Retype all of the data exactly as given.

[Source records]
■ ■ ■

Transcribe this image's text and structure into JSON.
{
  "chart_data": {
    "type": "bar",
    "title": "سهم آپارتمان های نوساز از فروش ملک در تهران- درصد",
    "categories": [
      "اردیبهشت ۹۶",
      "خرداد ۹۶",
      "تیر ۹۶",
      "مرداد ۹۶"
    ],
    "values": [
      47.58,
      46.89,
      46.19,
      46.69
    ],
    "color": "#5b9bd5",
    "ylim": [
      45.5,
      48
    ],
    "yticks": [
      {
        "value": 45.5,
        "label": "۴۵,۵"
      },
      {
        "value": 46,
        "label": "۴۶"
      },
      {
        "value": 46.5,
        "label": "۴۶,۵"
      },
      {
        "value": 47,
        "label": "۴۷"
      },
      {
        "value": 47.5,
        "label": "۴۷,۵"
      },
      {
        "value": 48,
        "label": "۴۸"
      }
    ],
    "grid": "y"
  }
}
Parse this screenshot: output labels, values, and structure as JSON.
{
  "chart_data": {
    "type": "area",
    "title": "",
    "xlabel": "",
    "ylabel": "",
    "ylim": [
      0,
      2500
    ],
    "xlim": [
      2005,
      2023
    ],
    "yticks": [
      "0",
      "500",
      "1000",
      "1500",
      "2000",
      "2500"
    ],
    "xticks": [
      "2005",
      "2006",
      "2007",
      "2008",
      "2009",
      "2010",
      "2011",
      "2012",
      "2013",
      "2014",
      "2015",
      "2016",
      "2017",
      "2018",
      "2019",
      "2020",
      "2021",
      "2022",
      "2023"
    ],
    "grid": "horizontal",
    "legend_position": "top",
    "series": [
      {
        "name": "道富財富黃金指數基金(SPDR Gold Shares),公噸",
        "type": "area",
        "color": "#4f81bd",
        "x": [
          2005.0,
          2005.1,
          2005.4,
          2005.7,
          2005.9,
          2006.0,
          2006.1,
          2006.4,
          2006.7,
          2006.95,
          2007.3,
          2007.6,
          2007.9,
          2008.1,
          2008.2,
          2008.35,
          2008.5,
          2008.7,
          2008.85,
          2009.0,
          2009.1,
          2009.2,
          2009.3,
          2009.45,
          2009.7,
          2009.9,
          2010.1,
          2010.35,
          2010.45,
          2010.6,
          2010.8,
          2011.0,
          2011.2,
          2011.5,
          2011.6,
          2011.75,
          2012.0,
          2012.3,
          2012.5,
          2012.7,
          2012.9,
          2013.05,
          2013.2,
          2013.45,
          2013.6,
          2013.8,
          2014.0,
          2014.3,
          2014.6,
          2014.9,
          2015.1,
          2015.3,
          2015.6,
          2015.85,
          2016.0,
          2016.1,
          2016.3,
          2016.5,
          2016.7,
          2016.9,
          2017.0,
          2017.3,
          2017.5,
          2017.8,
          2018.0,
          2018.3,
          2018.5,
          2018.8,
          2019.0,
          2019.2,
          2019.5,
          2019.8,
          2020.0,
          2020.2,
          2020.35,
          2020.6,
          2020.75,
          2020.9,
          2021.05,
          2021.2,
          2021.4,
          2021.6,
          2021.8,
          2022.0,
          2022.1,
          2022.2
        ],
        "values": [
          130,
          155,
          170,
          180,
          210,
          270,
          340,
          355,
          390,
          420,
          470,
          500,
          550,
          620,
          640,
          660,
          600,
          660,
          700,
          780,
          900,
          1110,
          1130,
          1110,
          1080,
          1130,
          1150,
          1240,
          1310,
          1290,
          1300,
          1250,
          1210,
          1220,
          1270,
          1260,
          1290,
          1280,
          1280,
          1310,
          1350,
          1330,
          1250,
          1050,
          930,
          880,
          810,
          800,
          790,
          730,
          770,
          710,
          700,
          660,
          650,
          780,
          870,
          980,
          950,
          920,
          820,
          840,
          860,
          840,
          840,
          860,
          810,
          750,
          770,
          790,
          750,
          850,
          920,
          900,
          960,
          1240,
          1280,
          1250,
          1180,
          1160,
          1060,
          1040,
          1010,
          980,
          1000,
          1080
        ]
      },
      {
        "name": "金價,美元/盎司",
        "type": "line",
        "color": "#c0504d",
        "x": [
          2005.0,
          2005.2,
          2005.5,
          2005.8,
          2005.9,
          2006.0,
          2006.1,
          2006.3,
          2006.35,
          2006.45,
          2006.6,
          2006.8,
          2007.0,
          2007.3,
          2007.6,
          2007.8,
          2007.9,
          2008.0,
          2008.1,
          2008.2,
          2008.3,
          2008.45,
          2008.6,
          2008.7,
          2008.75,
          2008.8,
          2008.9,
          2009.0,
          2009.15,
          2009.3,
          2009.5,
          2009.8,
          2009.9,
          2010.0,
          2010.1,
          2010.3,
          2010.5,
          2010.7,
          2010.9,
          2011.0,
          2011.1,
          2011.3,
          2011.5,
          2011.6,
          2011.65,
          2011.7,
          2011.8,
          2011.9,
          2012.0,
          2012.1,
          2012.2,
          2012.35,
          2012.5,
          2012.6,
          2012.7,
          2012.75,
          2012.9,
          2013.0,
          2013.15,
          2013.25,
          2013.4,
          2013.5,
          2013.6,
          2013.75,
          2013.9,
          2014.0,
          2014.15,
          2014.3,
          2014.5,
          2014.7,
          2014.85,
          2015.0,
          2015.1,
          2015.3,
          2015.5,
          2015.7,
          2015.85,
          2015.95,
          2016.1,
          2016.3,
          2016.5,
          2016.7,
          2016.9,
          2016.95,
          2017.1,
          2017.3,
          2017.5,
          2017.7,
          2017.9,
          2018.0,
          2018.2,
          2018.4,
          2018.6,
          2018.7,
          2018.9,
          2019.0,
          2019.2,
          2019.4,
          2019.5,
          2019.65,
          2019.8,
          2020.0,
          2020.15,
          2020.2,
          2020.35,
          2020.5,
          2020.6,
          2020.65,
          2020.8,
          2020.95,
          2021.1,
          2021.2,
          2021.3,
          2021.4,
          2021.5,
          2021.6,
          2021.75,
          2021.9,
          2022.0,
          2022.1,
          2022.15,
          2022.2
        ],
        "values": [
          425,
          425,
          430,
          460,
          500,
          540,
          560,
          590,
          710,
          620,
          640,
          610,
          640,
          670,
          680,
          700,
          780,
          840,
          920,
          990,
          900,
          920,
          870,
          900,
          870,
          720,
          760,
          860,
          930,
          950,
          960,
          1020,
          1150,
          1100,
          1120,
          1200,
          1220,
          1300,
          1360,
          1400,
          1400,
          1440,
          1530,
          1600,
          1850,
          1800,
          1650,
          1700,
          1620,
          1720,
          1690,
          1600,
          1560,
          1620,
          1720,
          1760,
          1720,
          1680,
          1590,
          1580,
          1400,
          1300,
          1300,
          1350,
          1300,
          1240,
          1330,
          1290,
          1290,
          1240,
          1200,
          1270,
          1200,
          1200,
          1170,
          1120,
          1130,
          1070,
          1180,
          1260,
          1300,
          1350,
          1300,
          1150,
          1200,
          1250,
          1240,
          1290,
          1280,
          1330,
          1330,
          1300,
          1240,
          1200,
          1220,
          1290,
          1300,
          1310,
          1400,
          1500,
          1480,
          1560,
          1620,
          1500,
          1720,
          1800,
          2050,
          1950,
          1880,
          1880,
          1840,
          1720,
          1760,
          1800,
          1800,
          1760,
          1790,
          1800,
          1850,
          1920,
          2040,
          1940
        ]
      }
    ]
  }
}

■ ■ ■

» **Response for this exercise**
Transcribe this image's text and structure into JSON.
{
  "chart_data": {
    "type": "bar",
    "title": "سهم آپارتمان های نوساز از فروش ملک در تهران- درصد",
    "categories": [
      "اردیبهشت ۹۶",
      "خرداد ۹۶",
      "تیر ۹۶",
      "مرداد ۹۶"
    ],
    "values": [
      47.58,
      46.89,
      46.19,
      46.69
    ],
    "color": "#5b9bd5",
    "ylim": [
      45.5,
      48
    ],
    "yticks": [
      {
        "value": 45.5,
        "label": "۴۵,۵"
      },
      {
        "value": 46,
        "label": "۴۶"
      },
      {
        "value": 46.5,
        "label": "۴۶,۵"
      },
      {
        "value": 47,
        "label": "۴۷"
      },
      {
        "value": 47.5,
        "label": "۴۷,۵"
      },
      {
        "value": 48,
        "label": "۴۸"
      }
    ],
    "grid": "y"
  }
}
Parse this screenshot: output labels, values, and structure as JSON.
{
  "chart_data": {
    "type": "area",
    "title": "",
    "xlabel": "",
    "ylabel": "",
    "ylim": [
      0,
      2500
    ],
    "xlim": [
      2005,
      2023
    ],
    "yticks": [
      "0",
      "500",
      "1000",
      "1500",
      "2000",
      "2500"
    ],
    "xticks": [
      "2005",
      "2006",
      "2007",
      "2008",
      "2009",
      "2010",
      "2011",
      "2012",
      "2013",
      "2014",
      "2015",
      "2016",
      "2017",
      "2018",
      "2019",
      "2020",
      "2021",
      "2022",
      "2023"
    ],
    "grid": "horizontal",
    "legend_position": "top",
    "series": [
      {
        "name": "道富財富黃金指數基金(SPDR Gold Shares),公噸",
        "type": "area",
        "color": "#4f81bd",
        "x": [
          2005.0,
          2005.1,
          2005.4,
          2005.7,
          2005.9,
          2006.0,
          2006.1,
          2006.4,
          2006.7,
          2006.95,
          2007.3,
          2007.6,
          2007.9,
          2008.1,
          2008.2,
          2008.35,
          2008.5,
          2008.7,
          2008.85,
          2009.0,
          2009.1,
          2009.2,
          2009.3,
          2009.45,
          2009.7,
          2009.9,
          2010.1,
          2010.35,
          2010.45,
          2010.6,
          2010.8,
          2011.0,
          2011.2,
          2011.5,
          2011.6,
          2011.75,
          2012.0,
          2012.3,
          2012.5,
          2012.7,
          2012.9,
          2013.05,
          2013.2,
          2013.45,
          2013.6,
          2013.8,
          2014.0,
          2014.3,
          2014.6,
          2014.9,
          2015.1,
          2015.3,
          2015.6,
          2015.85,
          2016.0,
          2016.1,
          2016.3,
          2016.5,
          2016.7,
          2016.9,
          2017.0,
          2017.3,
          2017.5,
          2017.8,
          2018.0,
          2018.3,
          2018.5,
          2018.8,
          2019.0,
          2019.2,
          2019.5,
          2019.8,
          2020.0,
          2020.2,
          2020.35,
          2020.6,
          2020.75,
          2020.9,
          2021.05,
          2021.2,
          2021.4,
          2021.6,
          2021.8,
          2022.0,
          2022.1,
          2022.2
        ],
        "values": [
          130,
          155,
          170,
          180,
          210,
          270,
          340,
          355,
          390,
          420,
          470,
          500,
          550,
          620,
          640,
          660,
          600,
          660,
          700,
          780,
          900,
          1110,
          1130,
          1110,
          1080,
          1130,
          1150,
          1240,
          1310,
          1290,
          1300,
          1250,
          1210,
          1220,
          1270,
          1260,
          1290,
          1280,
          1280,
          1310,
          1350,
          1330,
          1250,
          1050,
          930,
          880,
          810,
          800,
          790,
          730,
          770,
          710,
          700,
          660,
          650,
          780,
          870,
          980,
          950,
          920,
          820,
          840,
          860,
          840,
          840,
          860,
          810,
          750,
          770,
          790,
          750,
          850,
          920,
          900,
          960,
          1240,
          1280,
          1250,
          1180,
          1160,
          1060,
          1040,
          1010,
          980,
          1000,
          1080
        ]
      },
      {
        "name": "金價,美元/盎司",
        "type": "line",
        "color": "#c0504d",
        "x": [
          2005.0,
          2005.2,
          2005.5,
          2005.8,
          2005.9,
          2006.0,
          2006.1,
          2006.3,
          2006.35,
          2006.45,
          2006.6,
          2006.8,
          2007.0,
          2007.3,
          2007.6,
          2007.8,
          2007.9,
          2008.0,
          2008.1,
          2008.2,
          2008.3,
          2008.45,
          2008.6,
          2008.7,
          2008.75,
          2008.8,
          2008.9,
          2009.0,
          2009.15,
          2009.3,
          2009.5,
          2009.8,
          2009.9,
          2010.0,
          2010.1,
          2010.3,
          2010.5,
          2010.7,
          2010.9,
          2011.0,
          2011.1,
          2011.3,
          2011.5,
          2011.6,
          2011.65,
          2011.7,
          2011.8,
          2011.9,
          2012.0,
          2012.1,
          2012.2,
          2012.35,
          2012.5,
          2012.6,
          2012.7,
          2012.75,
          2012.9,
          2013.0,
          2013.15,
          2013.25,
          2013.4,
          2013.5,
          2013.6,
          2013.75,
          2013.9,
          2014.0,
          2014.15,
          2014.3,
          2014.5,
          2014.7,
          2014.85,
          2015.0,
          2015.1,
          2015.3,
          2015.5,
          2015.7,
          2015.85,
          2015.95,
          2016.1,
          2016.3,
          2016.5,
          2016.7,
          2016.9,
          2016.95,
          2017.1,
          2017.3,
          2017.5,
          2017.7,
          2017.9,
          2018.0,
          2018.2,
          2018.4,
          2018.6,
          2018.7,
          2018.9,
          2019.0,
          2019.2,
          2019.4,
          2019.5,
          2019.65,
          2019.8,
          2020.0,
          2020.15,
          2020.2,
          2020.35,
          2020.5,
          2020.6,
          2020.65,
          2020.8,
          2020.95,
          2021.1,
          2021.2,
          2021.3,
          2021.4,
          2021.5,
          2021.6,
          2021.75,
          2021.9,
          2022.0,
          2022.1,
          2022.15,
          2022.2
        ],
        "values": [
          425,
          425,
          430,
          460,
          500,
          540,
          560,
          590,
          710,
          620,
          640,
          610,
          640,
          670,
          680,
          700,
          780,
          840,
          920,
          990,
          900,
          920,
          870,
          900,
          870,
          720,
          760,
          860,
          930,
          950,
          960,
          1020,
          1150,
          1100,
          1120,
          1200,
          1220,
          1300,
          1360,
          1400,
          1400,
          1440,
          1530,
          1600,
          1850,
          1800,
          1650,
          1700,
          1620,
          1720,
          1690,
          1600,
          1560,
          1620,
          1720,
          1760,
          1720,
          1680,
          1590,
          1580,
          1400,
          1300,
          1300,
          1350,
          1300,
          1240,
          1330,
          1290,
          1290,
          1240,
          1200,
          1270,
          1200,
          1200,
          1170,
          1120,
          1130,
          1070,
          1180,
          1260,
          1300,
          1350,
          1300,
          1150,
          1200,
          1250,
          1240,
          1290,
          1280,
          1330,
          1330,
          1300,
          1240,
          1200,
          1220,
          1290,
          1300,
          1310,
          1400,
          1500,
          1480,
          1560,
          1620,
          1500,
          1720,
          1800,
          2050,
          1950,
          1880,
          1880,
          1840,
          1720,
          1760,
          1800,
          1800,
          1760,
          1790,
          1800,
          1850,
          1920,
          2040,
          1940
        ]
      }
    ]
  }
}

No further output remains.